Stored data
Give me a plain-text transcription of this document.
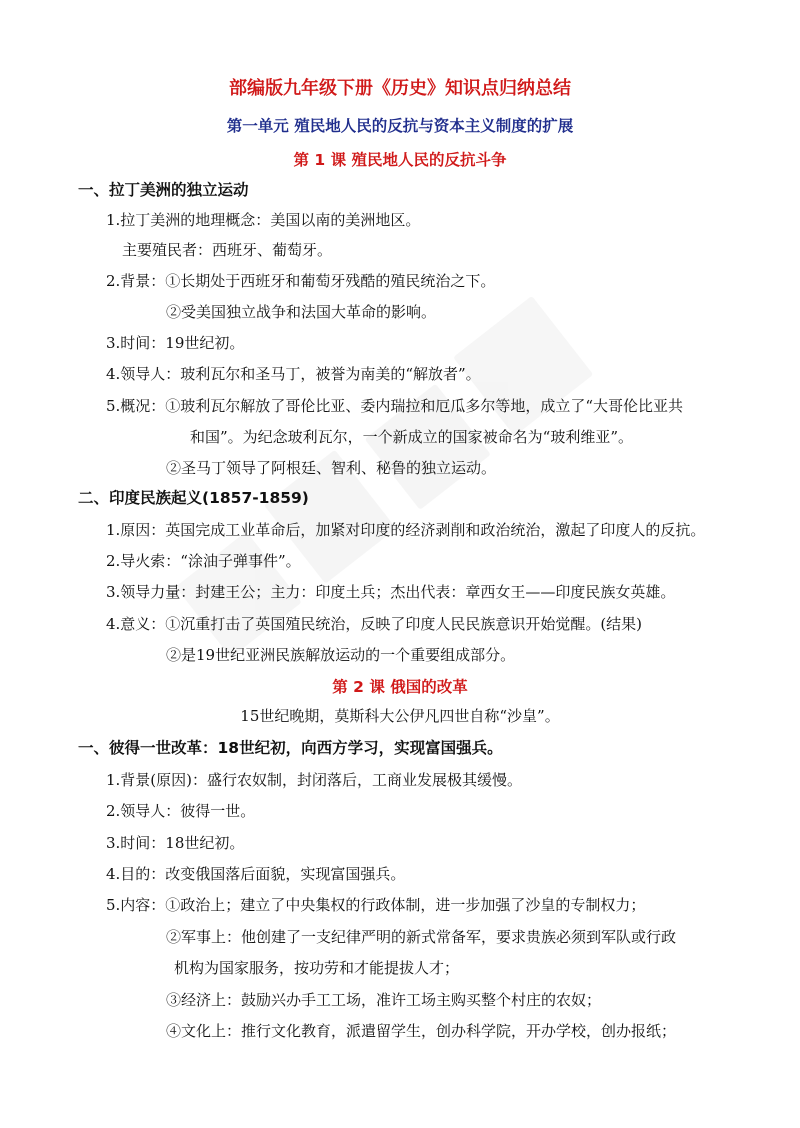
部编版九年级下册《历史》知识点归纳总结
第一单元 殖民地人民的反抗与资本主义制度的扩展
第 1 课 殖民地人民的反抗斗争
一、拉丁美洲的独立运动
1.拉丁美洲的地理概念：美国以南的美洲地区。
主要殖民者：西班牙、葡萄牙。
2.背景：①长期处于西班牙和葡萄牙残酷的殖民统治之下。
②受美国独立战争和法国大革命的影响。
3.时间：19世纪初。
4.领导人：玻利瓦尔和圣马丁，被誉为南美的“解放者”。
5.概况：①玻利瓦尔解放了哥伦比亚、委内瑞拉和厄瓜多尔等地，成立了“大哥伦比亚共
和国”。为纪念玻利瓦尔，一个新成立的国家被命名为“玻利维亚”。
②圣马丁领导了阿根廷、智利、秘鲁的独立运动。
二、印度民族起义(1857-1859)
1.原因：英国完成工业革命后，加紧对印度的经济剥削和政治统治，激起了印度人的反抗。
2.导火索：“涂油子弹事件”。
3.领导力量：封建王公；主力：印度土兵；杰出代表：章西女王——印度民族女英雄。
4.意义：①沉重打击了英国殖民统治，反映了印度人民民族意识开始觉醒。(结果)
②是19世纪亚洲民族解放运动的一个重要组成部分。
第 2 课 俄国的改革
15世纪晚期，莫斯科大公伊凡四世自称“沙皇”。
一、彼得一世改革：18世纪初，向西方学习，实现富国强兵。
1.背景(原因)：盛行农奴制，封闭落后，工商业发展极其缓慢。
2.领导人：彼得一世。
3.时间：18世纪初。
4.目的：改变俄国落后面貌，实现富国强兵。
5.内容：①政治上；建立了中央集权的行政体制，进一步加强了沙皇的专制权力；
②军事上：他创建了一支纪律严明的新式常备军，要求贵族必须到军队或行政
机构为国家服务，按功劳和才能提拔人才；
③经济上：鼓励兴办手工工场，准许工场主购买整个村庄的农奴；
④文化上：推行文化教育，派遣留学生，创办科学院，开办学校，创办报纸；
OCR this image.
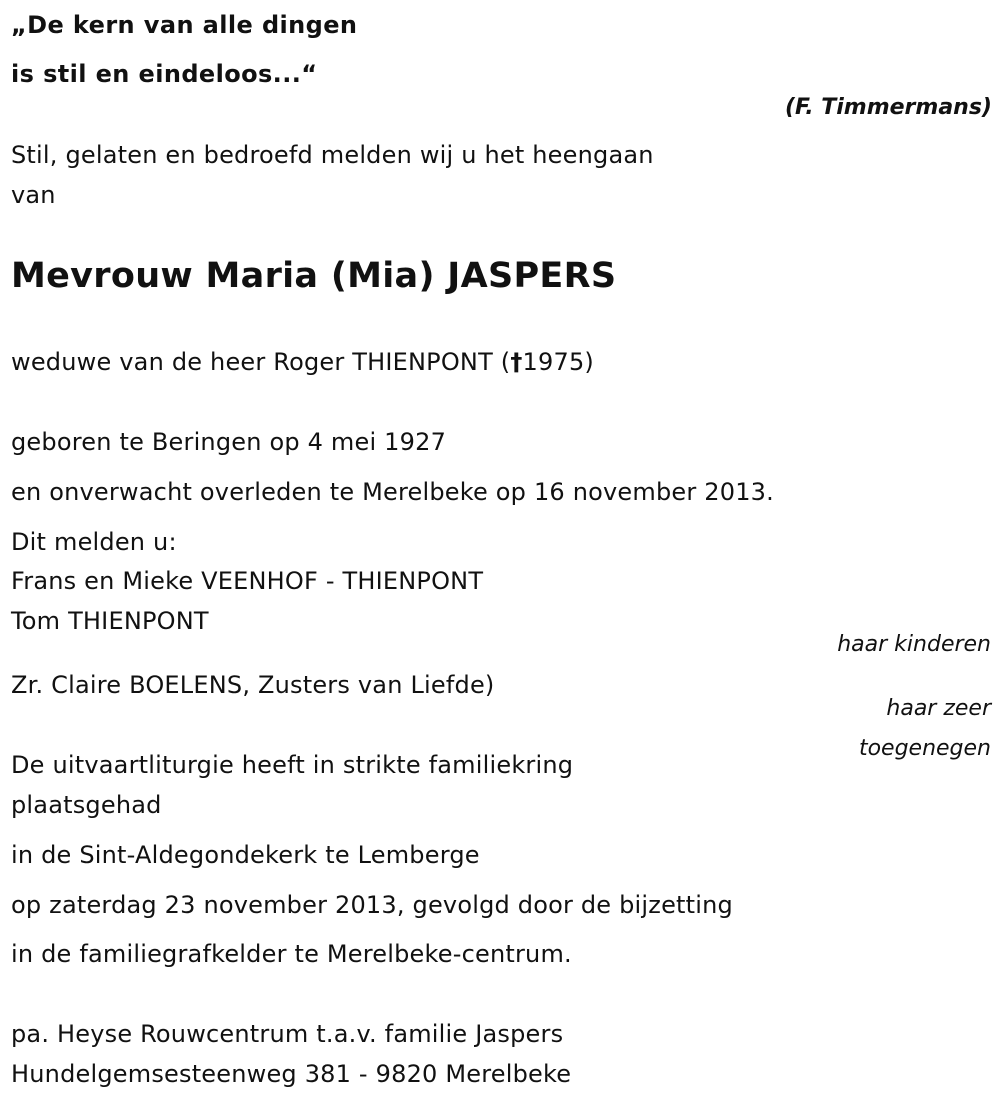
„De kern van alle dingen
is stil en eindeloos...“
(F. Timmermans)
Stil, gelaten en bedroefd melden wij u het heengaan
van
Mevrouw Maria (Mia) JASPERS
weduwe van de heer Roger THIENPONT (†1975)
geboren te Beringen op 4 mei 1927
en onverwacht overleden te Merelbeke op 16 november 2013.
Dit melden u:
Frans en Mieke VEENHOF - THIENPONT
Tom THIENPONT
haar kinderen
Zr. Claire BOELENS, Zusters van Liefde)
haar zeer
toegenegen
De uitvaartliturgie heeft in strikte familiekring
plaatsgehad
in de Sint-Aldegondekerk te Lemberge
op zaterdag 23 november 2013, gevolgd door de bijzetting
in de familiegrafkelder te Merelbeke-centrum.
pa. Heyse Rouwcentrum t.a.v. familie Jaspers
Hundelgemsesteenweg 381 - 9820 Merelbeke
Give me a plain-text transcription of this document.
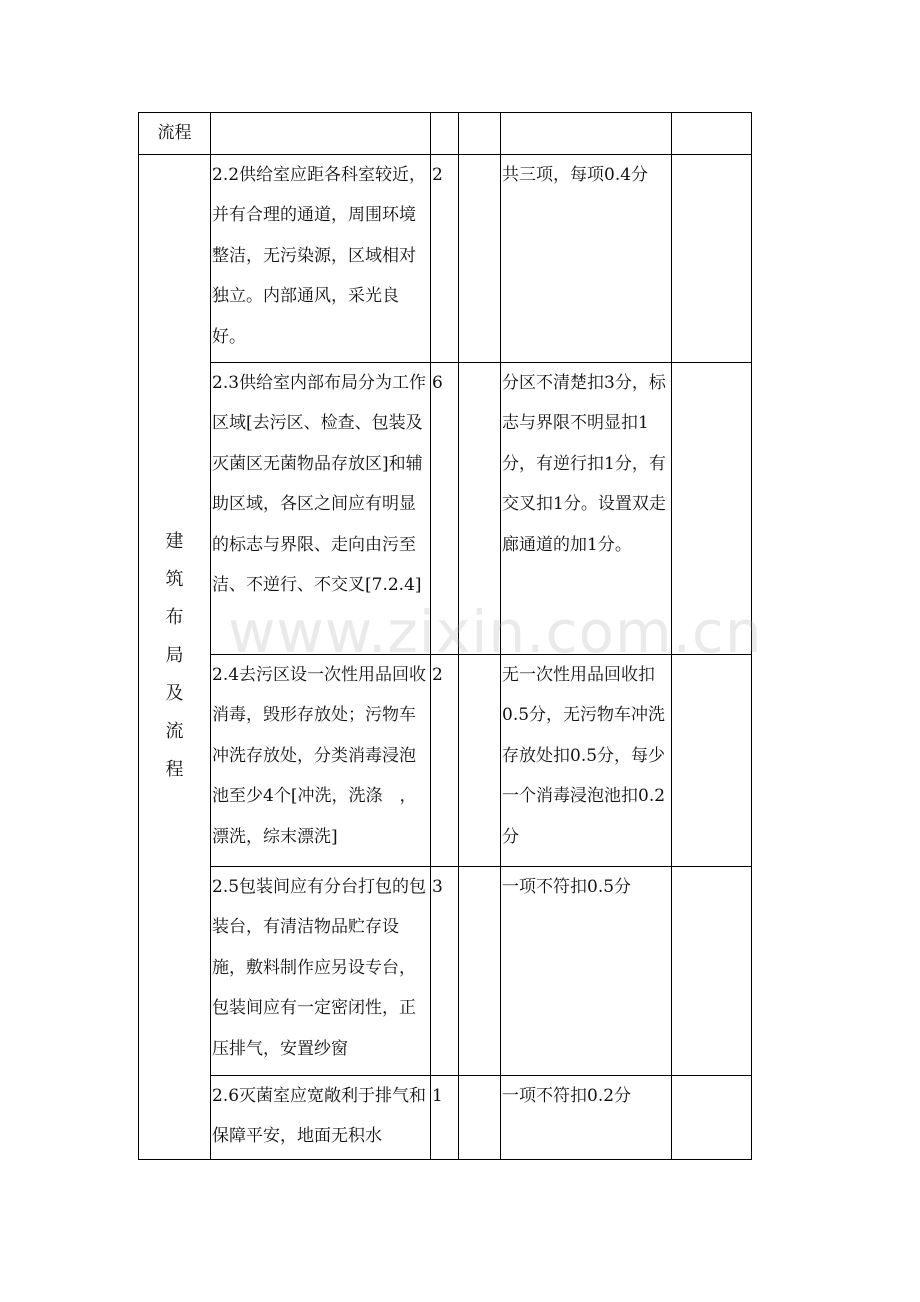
流程					
建筑布局及流程	2.2供给室应距各科室较近，并有合理的通道，周围环境整洁，无污染源，区域相对独立。内部通风，采光良好。	2		共三项，每项0.4分	
	2.3供给室内部布局分为工作区域[去污区、检查、包装及灭菌区无菌物品存放区]和辅助区域，各区之间应有明显的标志与界限、走向由污至洁、不逆行、不交叉[7.2.4]	6		分区不清楚扣3分，标志与界限不明显扣1分，有逆行扣1分，有交叉扣1分。设置双走廊通道的加1分。	
	2.4去污区设一次性用品回收消毒，毁形存放处；污物车冲洗存放处，分类消毒浸泡池至少4个[冲洗，洗涤　，漂洗，综末漂洗]	2		无一次性用品回收扣0.5分，无污物车冲洗存放处扣0.5分，每少一个消毒浸泡池扣0.2分	
	2.5包装间应有分台打包的包装台，有清洁物品贮存设施，敷料制作应另设专台，包装间应有一定密闭性，正压排气，安置纱窗	3		一项不符扣0.5分	
	2.6灭菌室应宽敞利于排气和保障平安，地面无积水	1		一项不符扣0.2分	
www.zixin.com.cn
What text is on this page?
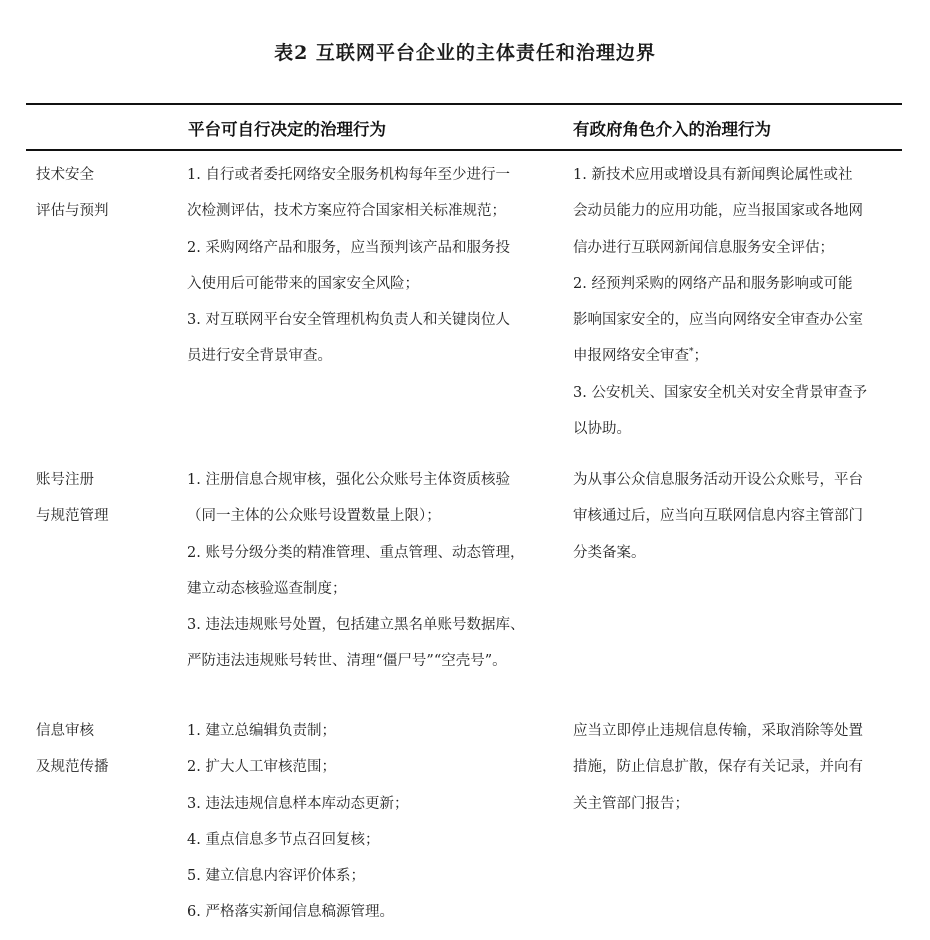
表2 互联网平台企业的主体责任和治理边界
平台可自行决定的治理行为	有政府角色介入的治理行为
技术安全
评估与预判
1. 自行或者委托网络安全服务机构每年至少进行一
次检测评估，技术方案应符合国家相关标准规范；
2. 采购网络产品和服务，应当预判该产品和服务投
入使用后可能带来的国家安全风险；
3. 对互联网平台安全管理机构负责人和关键岗位人
员进行安全背景审查。
1. 新技术应用或增设具有新闻舆论属性或社
会动员能力的应用功能，应当报国家或各地网
信办进行互联网新闻信息服务安全评估；
2. 经预判采购的网络产品和服务影响或可能
影响国家安全的，应当向网络安全审查办公室
申报网络安全审查*；
3. 公安机关、国家安全机关对安全背景审查予
以协助。
账号注册
与规范管理
1. 注册信息合规审核，强化公众账号主体资质核验
（同一主体的公众账号设置数量上限）；
2. 账号分级分类的精准管理、重点管理、动态管理，
建立动态核验巡查制度；
3. 违法违规账号处置，包括建立黑名单账号数据库、
严防违法违规账号转世、清理“僵尸号”“空壳号”。
为从事公众信息服务活动开设公众账号，平台
审核通过后，应当向互联网信息内容主管部门
分类备案。
信息审核
及规范传播
1. 建立总编辑负责制；
2. 扩大人工审核范围；
3. 违法违规信息样本库动态更新；
4. 重点信息多节点召回复核；
5. 建立信息内容评价体系；
6. 严格落实新闻信息稿源管理。
应当立即停止违规信息传输，采取消除等处置
措施，防止信息扩散，保存有关记录，并向有
关主管部门报告；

### OBJECTIVE:
Nothing but the pictures may be dropped; output the records above exactly.

### ANSWER BELOW:
Give me a plain-text transcription of this document.
部编版九年级下册《历史》知识点归纳总结
第一单元 殖民地人民的反抗与资本主义制度的扩展
第 1 课 殖民地人民的反抗斗争
一、拉丁美洲的独立运动
1.拉丁美洲的地理概念：美国以南的美洲地区。
主要殖民者：西班牙、葡萄牙。
2.背景：①长期处于西班牙和葡萄牙残酷的殖民统治之下。
②受美国独立战争和法国大革命的影响。
3.时间：19世纪初。
4.领导人：玻利瓦尔和圣马丁，被誉为南美的“解放者”。
5.概况：①玻利瓦尔解放了哥伦比亚、委内瑞拉和厄瓜多尔等地，成立了“大哥伦比亚共
和国”。为纪念玻利瓦尔，一个新成立的国家被命名为“玻利维亚”。
②圣马丁领导了阿根廷、智利、秘鲁的独立运动。
二、印度民族起义(1857-1859)
1.原因：英国完成工业革命后，加紧对印度的经济剥削和政治统治，激起了印度人的反抗。
2.导火索：“涂油子弹事件”。
3.领导力量：封建王公；主力：印度土兵；杰出代表：章西女王——印度民族女英雄。
4.意义：①沉重打击了英国殖民统治，反映了印度人民民族意识开始觉醒。(结果)
②是19世纪亚洲民族解放运动的一个重要组成部分。
第 2 课 俄国的改革
15世纪晚期，莫斯科大公伊凡四世自称“沙皇”。
一、彼得一世改革：18世纪初，向西方学习，实现富国强兵。
1.背景(原因)：盛行农奴制，封闭落后，工商业发展极其缓慢。
2.领导人：彼得一世。
3.时间：18世纪初。
4.目的：改变俄国落后面貌，实现富国强兵。
5.内容：①政治上；建立了中央集权的行政体制，进一步加强了沙皇的专制权力；
②军事上：他创建了一支纪律严明的新式常备军，要求贵族必须到军队或行政
机构为国家服务，按功劳和才能提拔人才；
③经济上：鼓励兴办手工工场，准许工场主购买整个村庄的农奴；
④文化上：推行文化教育，派遣留学生，创办科学院，开办学校，创办报纸；
OCR this image.
„De kern van alle dingen
is stil en eindeloos...“
(F. Timmermans)
Stil, gelaten en bedroefd melden wij u het heengaan
van
Mevrouw Maria (Mia) JASPERS
weduwe van de heer Roger THIENPONT (†1975)
geboren te Beringen op 4 mei 1927
en onverwacht overleden te Merelbeke op 16 november 2013.
Dit melden u:
Frans en Mieke VEENHOF - THIENPONT
Tom THIENPONT
haar kinderen
Zr. Claire BOELENS, Zusters van Liefde)
haar zeer
toegenegen
De uitvaartliturgie heeft in strikte familiekring
plaatsgehad
in de Sint-Aldegondekerk te Lemberge
op zaterdag 23 november 2013, gevolgd door de bijzetting
in de familiegrafkelder te Merelbeke-centrum.
pa. Heyse Rouwcentrum t.a.v. familie Jaspers
Hundelgemsesteenweg 381 - 9820 Merelbeke
Give me a plain-text transcription of this document.
流程					
建筑布局及流程	2.2供给室应距各科室较近，并有合理的通道，周围环境整洁，无污染源，区域相对独立。内部通风，采光良好。	2		共三项，每项0.4分	
	2.3供给室内部布局分为工作区域[去污区、检查、包装及灭菌区无菌物品存放区]和辅助区域，各区之间应有明显的标志与界限、走向由污至洁、不逆行、不交叉[7.2.4]	6		分区不清楚扣3分，标志与界限不明显扣1分，有逆行扣1分，有交叉扣1分。设置双走廊通道的加1分。	
	2.4去污区设一次性用品回收消毒，毁形存放处；污物车冲洗存放处，分类消毒浸泡池至少4个[冲洗，洗涤　，漂洗，综末漂洗]	2		无一次性用品回收扣0.5分，无污物车冲洗存放处扣0.5分，每少一个消毒浸泡池扣0.2分	
	2.5包装间应有分台打包的包装台，有清洁物品贮存设施，敷料制作应另设专台，包装间应有一定密闭性，正压排气，安置纱窗	3		一项不符扣0.5分	
	2.6灭菌室应宽敞利于排气和保障平安，地面无积水	1		一项不符扣0.2分	
www.zixin.com.cn
What text is on this page?
表2 互联网平台企业的主体责任和治理边界
平台可自行决定的治理行为	有政府角色介入的治理行为
技术安全
评估与预判
1. 自行或者委托网络安全服务机构每年至少进行一
次检测评估，技术方案应符合国家相关标准规范；
2. 采购网络产品和服务，应当预判该产品和服务投
入使用后可能带来的国家安全风险；
3. 对互联网平台安全管理机构负责人和关键岗位人
员进行安全背景审查。
1. 新技术应用或增设具有新闻舆论属性或社
会动员能力的应用功能，应当报国家或各地网
信办进行互联网新闻信息服务安全评估；
2. 经预判采购的网络产品和服务影响或可能
影响国家安全的，应当向网络安全审查办公室
申报网络安全审查*；
3. 公安机关、国家安全机关对安全背景审查予
以协助。
账号注册
与规范管理
1. 注册信息合规审核，强化公众账号主体资质核验
（同一主体的公众账号设置数量上限）；
2. 账号分级分类的精准管理、重点管理、动态管理，
建立动态核验巡查制度；
3. 违法违规账号处置，包括建立黑名单账号数据库、
严防违法违规账号转世、清理“僵尸号”“空壳号”。
为从事公众信息服务活动开设公众账号，平台
审核通过后，应当向互联网信息内容主管部门
分类备案。
信息审核
及规范传播
1. 建立总编辑负责制；
2. 扩大人工审核范围；
3. 违法违规信息样本库动态更新；
4. 重点信息多节点召回复核；
5. 建立信息内容评价体系；
6. 严格落实新闻信息稿源管理。
应当立即停止违规信息传输，采取消除等处置
措施，防止信息扩散，保存有关记录，并向有
关主管部门报告；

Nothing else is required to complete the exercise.